====== DATA ENTRIES
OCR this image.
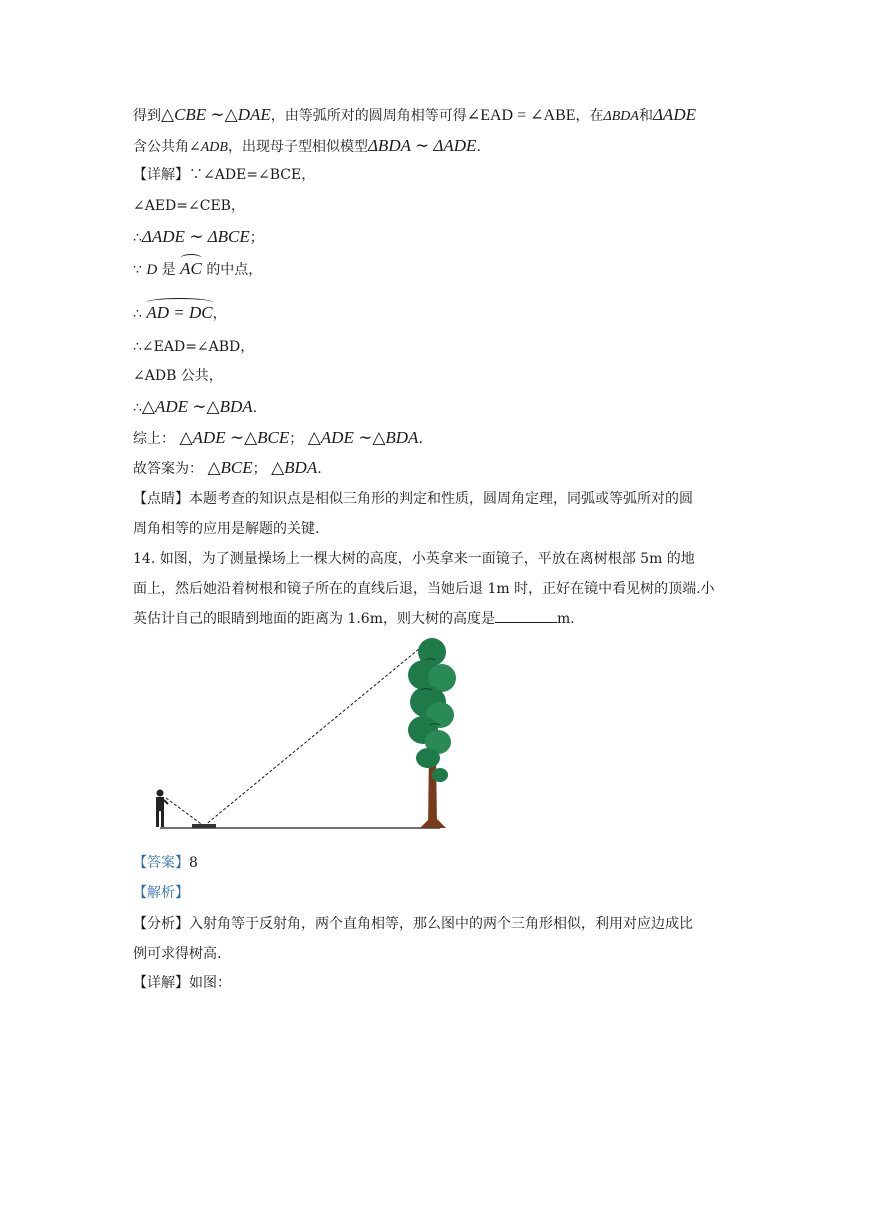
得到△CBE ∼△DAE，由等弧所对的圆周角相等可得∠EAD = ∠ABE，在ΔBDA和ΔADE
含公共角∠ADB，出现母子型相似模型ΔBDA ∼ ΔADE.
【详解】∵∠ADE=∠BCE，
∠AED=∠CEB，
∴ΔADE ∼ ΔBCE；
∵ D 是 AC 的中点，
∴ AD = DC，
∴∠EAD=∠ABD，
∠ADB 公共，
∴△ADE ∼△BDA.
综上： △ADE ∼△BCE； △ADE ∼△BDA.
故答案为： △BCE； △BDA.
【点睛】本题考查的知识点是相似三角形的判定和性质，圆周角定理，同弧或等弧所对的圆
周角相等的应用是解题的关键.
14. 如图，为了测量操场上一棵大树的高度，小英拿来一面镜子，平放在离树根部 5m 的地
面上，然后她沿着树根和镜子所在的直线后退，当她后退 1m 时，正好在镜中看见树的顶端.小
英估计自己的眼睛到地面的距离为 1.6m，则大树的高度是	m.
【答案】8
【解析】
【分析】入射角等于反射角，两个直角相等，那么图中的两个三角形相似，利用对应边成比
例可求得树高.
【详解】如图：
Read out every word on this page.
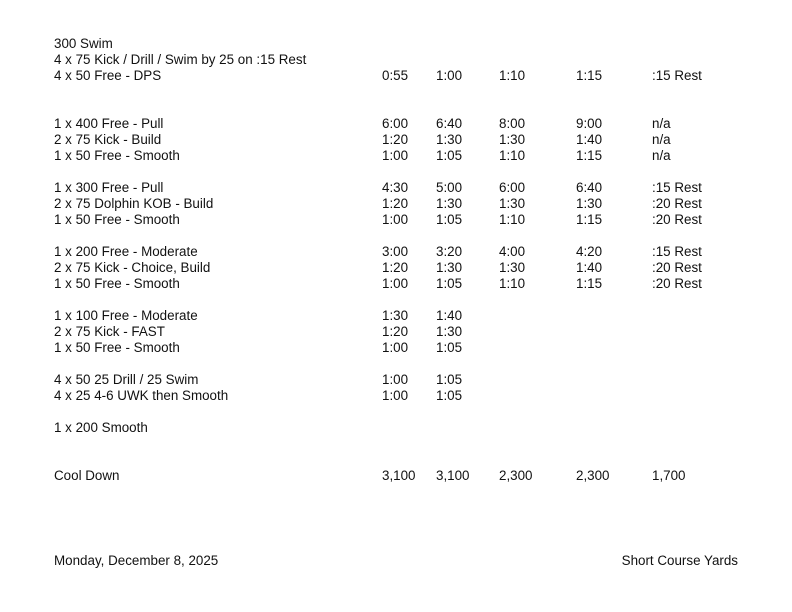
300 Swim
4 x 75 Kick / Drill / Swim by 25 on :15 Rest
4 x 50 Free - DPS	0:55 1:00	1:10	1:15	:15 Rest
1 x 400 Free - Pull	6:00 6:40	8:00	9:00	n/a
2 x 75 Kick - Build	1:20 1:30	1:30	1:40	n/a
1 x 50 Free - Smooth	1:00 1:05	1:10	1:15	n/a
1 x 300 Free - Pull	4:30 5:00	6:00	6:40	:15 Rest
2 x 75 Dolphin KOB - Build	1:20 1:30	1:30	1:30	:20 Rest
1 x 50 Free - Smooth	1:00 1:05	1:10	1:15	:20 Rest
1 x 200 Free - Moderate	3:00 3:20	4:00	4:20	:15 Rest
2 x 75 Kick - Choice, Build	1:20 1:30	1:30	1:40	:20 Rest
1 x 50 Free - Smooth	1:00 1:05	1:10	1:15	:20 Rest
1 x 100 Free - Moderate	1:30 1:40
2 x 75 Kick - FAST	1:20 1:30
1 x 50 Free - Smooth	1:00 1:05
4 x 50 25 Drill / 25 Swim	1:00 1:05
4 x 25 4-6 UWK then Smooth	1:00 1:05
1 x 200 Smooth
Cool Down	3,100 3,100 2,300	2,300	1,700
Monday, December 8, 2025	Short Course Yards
============
_SET EXERCISE_
Find each line that has the word "Swim", then copy it out.

_RESULT_
300 Swim
4 x 75 Kick / Drill / Swim by 25 on :15 Rest
4 x 50 25 Drill / 25 Swim	1:00 1:05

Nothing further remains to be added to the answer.